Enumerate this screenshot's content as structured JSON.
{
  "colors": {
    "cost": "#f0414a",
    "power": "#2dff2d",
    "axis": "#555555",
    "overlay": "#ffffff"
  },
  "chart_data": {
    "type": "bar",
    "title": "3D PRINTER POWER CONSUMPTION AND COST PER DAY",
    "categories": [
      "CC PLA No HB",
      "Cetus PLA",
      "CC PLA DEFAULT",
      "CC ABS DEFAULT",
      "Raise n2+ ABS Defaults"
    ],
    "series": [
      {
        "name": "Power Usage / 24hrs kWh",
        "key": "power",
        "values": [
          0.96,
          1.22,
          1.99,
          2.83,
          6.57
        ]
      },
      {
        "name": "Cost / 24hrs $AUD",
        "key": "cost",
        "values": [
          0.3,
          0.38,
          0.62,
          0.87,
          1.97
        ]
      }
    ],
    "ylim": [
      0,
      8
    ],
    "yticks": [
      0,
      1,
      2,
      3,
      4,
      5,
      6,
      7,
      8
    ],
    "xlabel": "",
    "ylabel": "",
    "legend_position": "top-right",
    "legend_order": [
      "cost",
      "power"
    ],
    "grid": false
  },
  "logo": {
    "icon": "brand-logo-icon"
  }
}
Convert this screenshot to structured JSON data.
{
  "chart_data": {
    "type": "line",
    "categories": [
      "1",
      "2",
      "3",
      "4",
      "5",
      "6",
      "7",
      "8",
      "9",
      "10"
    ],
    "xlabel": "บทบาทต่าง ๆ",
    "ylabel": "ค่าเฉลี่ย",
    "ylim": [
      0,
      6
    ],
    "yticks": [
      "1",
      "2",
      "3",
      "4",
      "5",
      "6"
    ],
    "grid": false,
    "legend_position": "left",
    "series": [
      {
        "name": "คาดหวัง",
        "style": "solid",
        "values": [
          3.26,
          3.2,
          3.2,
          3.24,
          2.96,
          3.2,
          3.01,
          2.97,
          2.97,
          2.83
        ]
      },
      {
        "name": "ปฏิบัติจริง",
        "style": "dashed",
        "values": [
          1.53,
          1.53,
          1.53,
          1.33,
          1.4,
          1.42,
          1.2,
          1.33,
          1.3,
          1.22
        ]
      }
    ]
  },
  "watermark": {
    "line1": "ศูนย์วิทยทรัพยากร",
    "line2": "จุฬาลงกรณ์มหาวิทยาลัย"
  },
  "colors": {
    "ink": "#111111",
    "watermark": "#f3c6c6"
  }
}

————————

Return, word for word, every line from the line with "Convert this screenshot" to the final line of the data.

* [Full output]:
Convert this screenshot to structured JSON data.
{
  "chart_data": {
    "type": "line",
    "categories": [
      "1",
      "2",
      "3",
      "4",
      "5",
      "6",
      "7",
      "8",
      "9",
      "10"
    ],
    "xlabel": "บทบาทต่าง ๆ",
    "ylabel": "ค่าเฉลี่ย",
    "ylim": [
      0,
      6
    ],
    "yticks": [
      "1",
      "2",
      "3",
      "4",
      "5",
      "6"
    ],
    "grid": false,
    "legend_position": "left",
    "series": [
      {
        "name": "คาดหวัง",
        "style": "solid",
        "values": [
          3.26,
          3.2,
          3.2,
          3.24,
          2.96,
          3.2,
          3.01,
          2.97,
          2.97,
          2.83
        ]
      },
      {
        "name": "ปฏิบัติจริง",
        "style": "dashed",
        "values": [
          1.53,
          1.53,
          1.53,
          1.33,
          1.4,
          1.42,
          1.2,
          1.33,
          1.3,
          1.22
        ]
      }
    ]
  },
  "watermark": {
    "line1": "ศูนย์วิทยทรัพยากร",
    "line2": "จุฬาลงกรณ์มหาวิทยาลัย"
  },
  "colors": {
    "ink": "#111111",
    "watermark": "#f3c6c6"
  }
}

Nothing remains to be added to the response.